What you have to do -
Copy down all of the data underneath, exactly as shown.
# START OF Information supplied
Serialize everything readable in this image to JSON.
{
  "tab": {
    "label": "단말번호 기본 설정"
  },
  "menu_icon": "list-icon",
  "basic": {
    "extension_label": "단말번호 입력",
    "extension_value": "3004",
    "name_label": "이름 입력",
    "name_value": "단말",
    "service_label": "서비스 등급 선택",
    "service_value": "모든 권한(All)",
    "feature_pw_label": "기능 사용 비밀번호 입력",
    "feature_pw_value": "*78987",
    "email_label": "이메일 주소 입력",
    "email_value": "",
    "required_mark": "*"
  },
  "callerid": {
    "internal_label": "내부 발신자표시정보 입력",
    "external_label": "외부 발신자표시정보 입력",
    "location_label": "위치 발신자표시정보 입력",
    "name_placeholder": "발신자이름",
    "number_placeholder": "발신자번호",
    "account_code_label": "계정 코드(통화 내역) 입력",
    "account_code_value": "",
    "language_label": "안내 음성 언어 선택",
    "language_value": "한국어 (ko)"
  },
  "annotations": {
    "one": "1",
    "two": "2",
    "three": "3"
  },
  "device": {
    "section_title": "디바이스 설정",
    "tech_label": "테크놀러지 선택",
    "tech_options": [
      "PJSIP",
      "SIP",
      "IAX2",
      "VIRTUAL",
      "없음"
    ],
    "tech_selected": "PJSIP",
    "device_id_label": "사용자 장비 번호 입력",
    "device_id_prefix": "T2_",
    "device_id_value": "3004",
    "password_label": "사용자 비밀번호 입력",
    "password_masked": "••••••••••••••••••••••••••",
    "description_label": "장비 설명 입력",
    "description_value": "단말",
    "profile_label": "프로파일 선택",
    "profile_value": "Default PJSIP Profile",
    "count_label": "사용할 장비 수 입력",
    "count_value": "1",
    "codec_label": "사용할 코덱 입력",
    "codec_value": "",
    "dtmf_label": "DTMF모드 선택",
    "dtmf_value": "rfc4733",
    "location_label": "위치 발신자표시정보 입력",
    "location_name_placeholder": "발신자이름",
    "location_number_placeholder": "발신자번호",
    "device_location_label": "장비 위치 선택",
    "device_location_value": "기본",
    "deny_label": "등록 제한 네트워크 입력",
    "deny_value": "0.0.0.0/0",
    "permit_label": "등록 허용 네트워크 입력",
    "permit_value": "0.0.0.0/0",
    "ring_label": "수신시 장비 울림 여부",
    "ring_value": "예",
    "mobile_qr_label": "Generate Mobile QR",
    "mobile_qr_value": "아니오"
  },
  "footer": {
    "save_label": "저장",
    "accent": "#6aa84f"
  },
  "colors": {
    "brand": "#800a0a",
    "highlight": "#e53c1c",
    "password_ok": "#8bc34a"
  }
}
# END OF Information supplied
Correct response -
Serialize everything readable in this image to JSON.
{
  "tab": {
    "label": "단말번호 기본 설정"
  },
  "menu_icon": "list-icon",
  "basic": {
    "extension_label": "단말번호 입력",
    "extension_value": "3004",
    "name_label": "이름 입력",
    "name_value": "단말",
    "service_label": "서비스 등급 선택",
    "service_value": "모든 권한(All)",
    "feature_pw_label": "기능 사용 비밀번호 입력",
    "feature_pw_value": "*78987",
    "email_label": "이메일 주소 입력",
    "email_value": "",
    "required_mark": "*"
  },
  "callerid": {
    "internal_label": "내부 발신자표시정보 입력",
    "external_label": "외부 발신자표시정보 입력",
    "location_label": "위치 발신자표시정보 입력",
    "name_placeholder": "발신자이름",
    "number_placeholder": "발신자번호",
    "account_code_label": "계정 코드(통화 내역) 입력",
    "account_code_value": "",
    "language_label": "안내 음성 언어 선택",
    "language_value": "한국어 (ko)"
  },
  "annotations": {
    "one": "1",
    "two": "2",
    "three": "3"
  },
  "device": {
    "section_title": "디바이스 설정",
    "tech_label": "테크놀러지 선택",
    "tech_options": [
      "PJSIP",
      "SIP",
      "IAX2",
      "VIRTUAL",
      "없음"
    ],
    "tech_selected": "PJSIP",
    "device_id_label": "사용자 장비 번호 입력",
    "device_id_prefix": "T2_",
    "device_id_value": "3004",
    "password_label": "사용자 비밀번호 입력",
    "password_masked": "••••••••••••••••••••••••••",
    "description_label": "장비 설명 입력",
    "description_value": "단말",
    "profile_label": "프로파일 선택",
    "profile_value": "Default PJSIP Profile",
    "count_label": "사용할 장비 수 입력",
    "count_value": "1",
    "codec_label": "사용할 코덱 입력",
    "codec_value": "",
    "dtmf_label": "DTMF모드 선택",
    "dtmf_value": "rfc4733",
    "location_label": "위치 발신자표시정보 입력",
    "location_name_placeholder": "발신자이름",
    "location_number_placeholder": "발신자번호",
    "device_location_label": "장비 위치 선택",
    "device_location_value": "기본",
    "deny_label": "등록 제한 네트워크 입력",
    "deny_value": "0.0.0.0/0",
    "permit_label": "등록 허용 네트워크 입력",
    "permit_value": "0.0.0.0/0",
    "ring_label": "수신시 장비 울림 여부",
    "ring_value": "예",
    "mobile_qr_label": "Generate Mobile QR",
    "mobile_qr_value": "아니오"
  },
  "footer": {
    "save_label": "저장",
    "accent": "#6aa84f"
  },
  "colors": {
    "brand": "#800a0a",
    "highlight": "#e53c1c",
    "password_ok": "#8bc34a"
  }
}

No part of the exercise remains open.